▶ [GOAL]:
Write out the entire listing below exactly, with the pictures left out.

★ ★ ★ ★ ★

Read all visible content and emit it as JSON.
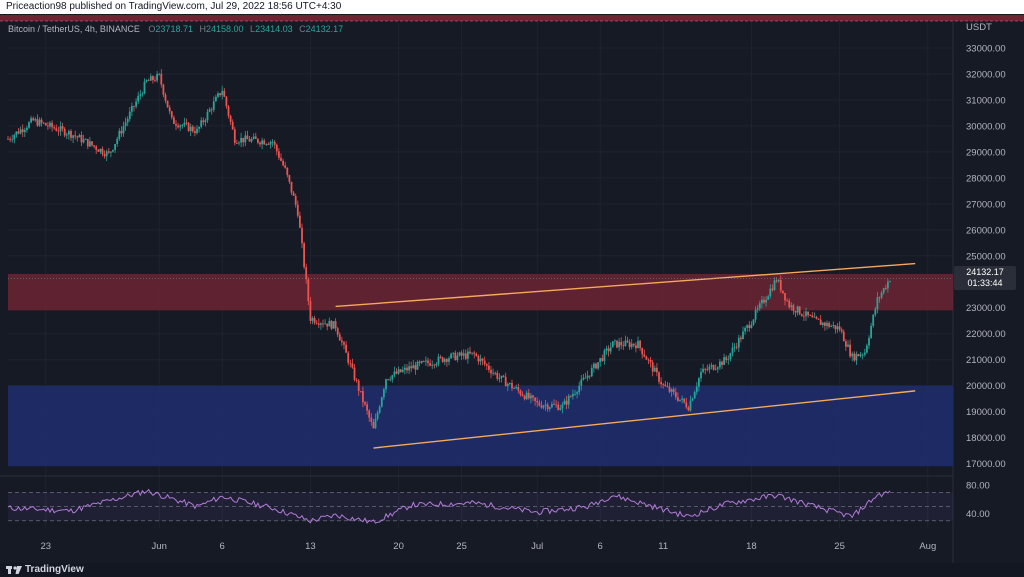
{
  "header": {
    "published_text": "Priceaction98 published on TradingView.com, Jul 29, 2022 18:56 UTC+4:30"
  },
  "legend": {
    "symbol": "Bitcoin / TetherUS, 4h, BINANCE",
    "open_label": "O",
    "open": "23718.71",
    "high_label": "H",
    "high": "24158.00",
    "low_label": "L",
    "low": "23414.03",
    "close_label": "C",
    "close": "24132.17"
  },
  "price_axis": {
    "currency": "USDT",
    "ticks": [
      "33000.00",
      "32000.00",
      "31000.00",
      "30000.00",
      "29000.00",
      "28000.00",
      "27000.00",
      "26000.00",
      "25000.00",
      "24000.00",
      "23000.00",
      "22000.00",
      "21000.00",
      "20000.00",
      "19000.00",
      "18000.00",
      "17000.00"
    ]
  },
  "last_price": {
    "price": "24132.17",
    "countdown": "01:33:44"
  },
  "rsi_axis": {
    "ticks": [
      "80.00",
      "40.00"
    ]
  },
  "time_axis": {
    "ticks": [
      "23",
      "Jun",
      "6",
      "13",
      "20",
      "25",
      "Jul",
      "6",
      "11",
      "18",
      "25",
      "Aug"
    ]
  },
  "footer": {
    "brand": "TradingView"
  },
  "colors": {
    "background": "#161a25",
    "up_candle": "#26a69a",
    "down_candle": "#ef5350",
    "resistance_zone": "#6b2532",
    "support_zone": "#1e2e6e",
    "trendline": "#f7a95a",
    "rsi_line": "#b07bd6"
  },
  "chart_data": {
    "type": "candlestick",
    "title": "",
    "y_unit": "USDT",
    "ylim": [
      16600,
      34000
    ],
    "x_range": [
      "May 20",
      "Aug 3"
    ],
    "close_path": [
      {
        "x": "May 20",
        "y": 29500
      },
      {
        "x": "May 22",
        "y": 30200
      },
      {
        "x": "May 25",
        "y": 29700
      },
      {
        "x": "May 28",
        "y": 28900
      },
      {
        "x": "May 31",
        "y": 31700
      },
      {
        "x": "Jun 1",
        "y": 31900
      },
      {
        "x": "Jun 2",
        "y": 30200
      },
      {
        "x": "Jun 4",
        "y": 29800
      },
      {
        "x": "Jun 6",
        "y": 31400
      },
      {
        "x": "Jun 7",
        "y": 29500
      },
      {
        "x": "Jun 10",
        "y": 29400
      },
      {
        "x": "Jun 11",
        "y": 28300
      },
      {
        "x": "Jun 12",
        "y": 26700
      },
      {
        "x": "Jun 13",
        "y": 22600
      },
      {
        "x": "Jun 15",
        "y": 22300
      },
      {
        "x": "Jun 16",
        "y": 21000
      },
      {
        "x": "Jun 18",
        "y": 18300
      },
      {
        "x": "Jun 19",
        "y": 20300
      },
      {
        "x": "Jun 21",
        "y": 20700
      },
      {
        "x": "Jun 24",
        "y": 21100
      },
      {
        "x": "Jun 26",
        "y": 21200
      },
      {
        "x": "Jun 28",
        "y": 20300
      },
      {
        "x": "Jul 1",
        "y": 19300
      },
      {
        "x": "Jul 3",
        "y": 19200
      },
      {
        "x": "Jul 5",
        "y": 20400
      },
      {
        "x": "Jul 7",
        "y": 21600
      },
      {
        "x": "Jul 9",
        "y": 21600
      },
      {
        "x": "Jul 11",
        "y": 20000
      },
      {
        "x": "Jul 13",
        "y": 19200
      },
      {
        "x": "Jul 14",
        "y": 20500
      },
      {
        "x": "Jul 16",
        "y": 21000
      },
      {
        "x": "Jul 18",
        "y": 22500
      },
      {
        "x": "Jul 20",
        "y": 24100
      },
      {
        "x": "Jul 21",
        "y": 23100
      },
      {
        "x": "Jul 23",
        "y": 22500
      },
      {
        "x": "Jul 25",
        "y": 22200
      },
      {
        "x": "Jul 26",
        "y": 21100
      },
      {
        "x": "Jul 27",
        "y": 21300
      },
      {
        "x": "Jul 28",
        "y": 23300
      },
      {
        "x": "Jul 29",
        "y": 24132
      }
    ],
    "zones": [
      {
        "name": "resistance",
        "from": 22900,
        "to": 24300
      },
      {
        "name": "support",
        "from": 16900,
        "to": 20000
      }
    ],
    "channel": {
      "upper": [
        {
          "x": "Jun 15",
          "y": 23050
        },
        {
          "x": "Jul 31",
          "y": 24700
        }
      ],
      "lower": [
        {
          "x": "Jun 18",
          "y": 17600
        },
        {
          "x": "Jul 31",
          "y": 19800
        }
      ]
    },
    "rsi": {
      "ylim": [
        20,
        90
      ],
      "levels": [
        70,
        50,
        30
      ],
      "values": [
        {
          "x": "May 20",
          "y": 48
        },
        {
          "x": "May 25",
          "y": 44
        },
        {
          "x": "May 31",
          "y": 72
        },
        {
          "x": "Jun 4",
          "y": 50
        },
        {
          "x": "Jun 6",
          "y": 64
        },
        {
          "x": "Jun 10",
          "y": 48
        },
        {
          "x": "Jun 13",
          "y": 30
        },
        {
          "x": "Jun 15",
          "y": 38
        },
        {
          "x": "Jun 18",
          "y": 28
        },
        {
          "x": "Jun 21",
          "y": 52
        },
        {
          "x": "Jun 26",
          "y": 55
        },
        {
          "x": "Jul 1",
          "y": 42
        },
        {
          "x": "Jul 5",
          "y": 50
        },
        {
          "x": "Jul 7",
          "y": 66
        },
        {
          "x": "Jul 13",
          "y": 36
        },
        {
          "x": "Jul 16",
          "y": 54
        },
        {
          "x": "Jul 20",
          "y": 66
        },
        {
          "x": "Jul 23",
          "y": 50
        },
        {
          "x": "Jul 26",
          "y": 36
        },
        {
          "x": "Jul 28",
          "y": 66
        },
        {
          "x": "Jul 29",
          "y": 70
        }
      ]
    }
  }
}
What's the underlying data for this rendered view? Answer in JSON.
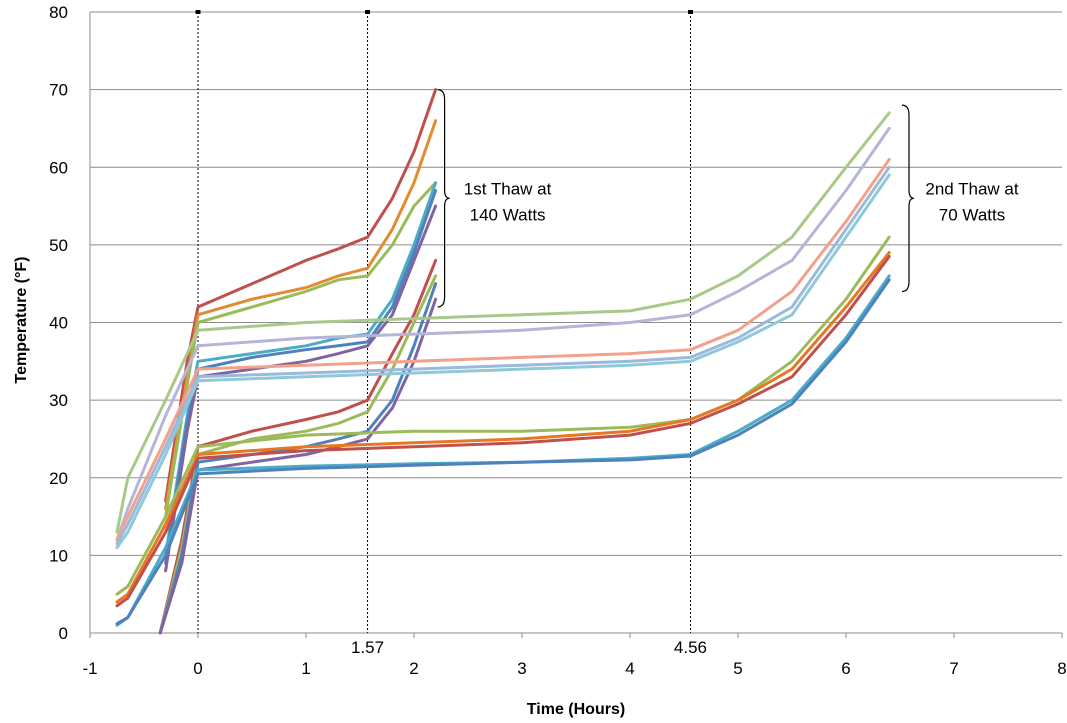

★ ★ ★ ★ ★

▶ [RESULT OF THIS TASK]:
Read all visible content and emit it as JSON.
{
  "header": {
    "published_text": "Priceaction98 published on TradingView.com, Jul 29, 2022 18:56 UTC+4:30"
  },
  "legend": {
    "symbol": "Bitcoin / TetherUS, 4h, BINANCE",
    "open_label": "O",
    "open": "23718.71",
    "high_label": "H",
    "high": "24158.00",
    "low_label": "L",
    "low": "23414.03",
    "close_label": "C",
    "close": "24132.17"
  },
  "price_axis": {
    "currency": "USDT",
    "ticks": [
      "33000.00",
      "32000.00",
      "31000.00",
      "30000.00",
      "29000.00",
      "28000.00",
      "27000.00",
      "26000.00",
      "25000.00",
      "24000.00",
      "23000.00",
      "22000.00",
      "21000.00",
      "20000.00",
      "19000.00",
      "18000.00",
      "17000.00"
    ]
  },
  "last_price": {
    "price": "24132.17",
    "countdown": "01:33:44"
  },
  "rsi_axis": {
    "ticks": [
      "80.00",
      "40.00"
    ]
  },
  "time_axis": {
    "ticks": [
      "23",
      "Jun",
      "6",
      "13",
      "20",
      "25",
      "Jul",
      "6",
      "11",
      "18",
      "25",
      "Aug"
    ]
  },
  "footer": {
    "brand": "TradingView"
  },
  "colors": {
    "background": "#161a25",
    "up_candle": "#26a69a",
    "down_candle": "#ef5350",
    "resistance_zone": "#6b2532",
    "support_zone": "#1e2e6e",
    "trendline": "#f7a95a",
    "rsi_line": "#b07bd6"
  },
  "chart_data": {
    "type": "candlestick",
    "title": "",
    "y_unit": "USDT",
    "ylim": [
      16600,
      34000
    ],
    "x_range": [
      "May 20",
      "Aug 3"
    ],
    "close_path": [
      {
        "x": "May 20",
        "y": 29500
      },
      {
        "x": "May 22",
        "y": 30200
      },
      {
        "x": "May 25",
        "y": 29700
      },
      {
        "x": "May 28",
        "y": 28900
      },
      {
        "x": "May 31",
        "y": 31700
      },
      {
        "x": "Jun 1",
        "y": 31900
      },
      {
        "x": "Jun 2",
        "y": 30200
      },
      {
        "x": "Jun 4",
        "y": 29800
      },
      {
        "x": "Jun 6",
        "y": 31400
      },
      {
        "x": "Jun 7",
        "y": 29500
      },
      {
        "x": "Jun 10",
        "y": 29400
      },
      {
        "x": "Jun 11",
        "y": 28300
      },
      {
        "x": "Jun 12",
        "y": 26700
      },
      {
        "x": "Jun 13",
        "y": 22600
      },
      {
        "x": "Jun 15",
        "y": 22300
      },
      {
        "x": "Jun 16",
        "y": 21000
      },
      {
        "x": "Jun 18",
        "y": 18300
      },
      {
        "x": "Jun 19",
        "y": 20300
      },
      {
        "x": "Jun 21",
        "y": 20700
      },
      {
        "x": "Jun 24",
        "y": 21100
      },
      {
        "x": "Jun 26",
        "y": 21200
      },
      {
        "x": "Jun 28",
        "y": 20300
      },
      {
        "x": "Jul 1",
        "y": 19300
      },
      {
        "x": "Jul 3",
        "y": 19200
      },
      {
        "x": "Jul 5",
        "y": 20400
      },
      {
        "x": "Jul 7",
        "y": 21600
      },
      {
        "x": "Jul 9",
        "y": 21600
      },
      {
        "x": "Jul 11",
        "y": 20000
      },
      {
        "x": "Jul 13",
        "y": 19200
      },
      {
        "x": "Jul 14",
        "y": 20500
      },
      {
        "x": "Jul 16",
        "y": 21000
      },
      {
        "x": "Jul 18",
        "y": 22500
      },
      {
        "x": "Jul 20",
        "y": 24100
      },
      {
        "x": "Jul 21",
        "y": 23100
      },
      {
        "x": "Jul 23",
        "y": 22500
      },
      {
        "x": "Jul 25",
        "y": 22200
      },
      {
        "x": "Jul 26",
        "y": 21100
      },
      {
        "x": "Jul 27",
        "y": 21300
      },
      {
        "x": "Jul 28",
        "y": 23300
      },
      {
        "x": "Jul 29",
        "y": 24132
      }
    ],
    "zones": [
      {
        "name": "resistance",
        "from": 22900,
        "to": 24300
      },
      {
        "name": "support",
        "from": 16900,
        "to": 20000
      }
    ],
    "channel": {
      "upper": [
        {
          "x": "Jun 15",
          "y": 23050
        },
        {
          "x": "Jul 31",
          "y": 24700
        }
      ],
      "lower": [
        {
          "x": "Jun 18",
          "y": 17600
        },
        {
          "x": "Jul 31",
          "y": 19800
        }
      ]
    },
    "rsi": {
      "ylim": [
        20,
        90
      ],
      "levels": [
        70,
        50,
        30
      ],
      "values": [
        {
          "x": "May 20",
          "y": 48
        },
        {
          "x": "May 25",
          "y": 44
        },
        {
          "x": "May 31",
          "y": 72
        },
        {
          "x": "Jun 4",
          "y": 50
        },
        {
          "x": "Jun 6",
          "y": 64
        },
        {
          "x": "Jun 10",
          "y": 48
        },
        {
          "x": "Jun 13",
          "y": 30
        },
        {
          "x": "Jun 15",
          "y": 38
        },
        {
          "x": "Jun 18",
          "y": 28
        },
        {
          "x": "Jun 21",
          "y": 52
        },
        {
          "x": "Jun 26",
          "y": 55
        },
        {
          "x": "Jul 1",
          "y": 42
        },
        {
          "x": "Jul 5",
          "y": 50
        },
        {
          "x": "Jul 7",
          "y": 66
        },
        {
          "x": "Jul 13",
          "y": 36
        },
        {
          "x": "Jul 16",
          "y": 54
        },
        {
          "x": "Jul 20",
          "y": 66
        },
        {
          "x": "Jul 23",
          "y": 50
        },
        {
          "x": "Jul 26",
          "y": 36
        },
        {
          "x": "Jul 28",
          "y": 66
        },
        {
          "x": "Jul 29",
          "y": 70
        }
      ]
    }
  }
}
What's the underlying data for this rendered view? Answer in JSON.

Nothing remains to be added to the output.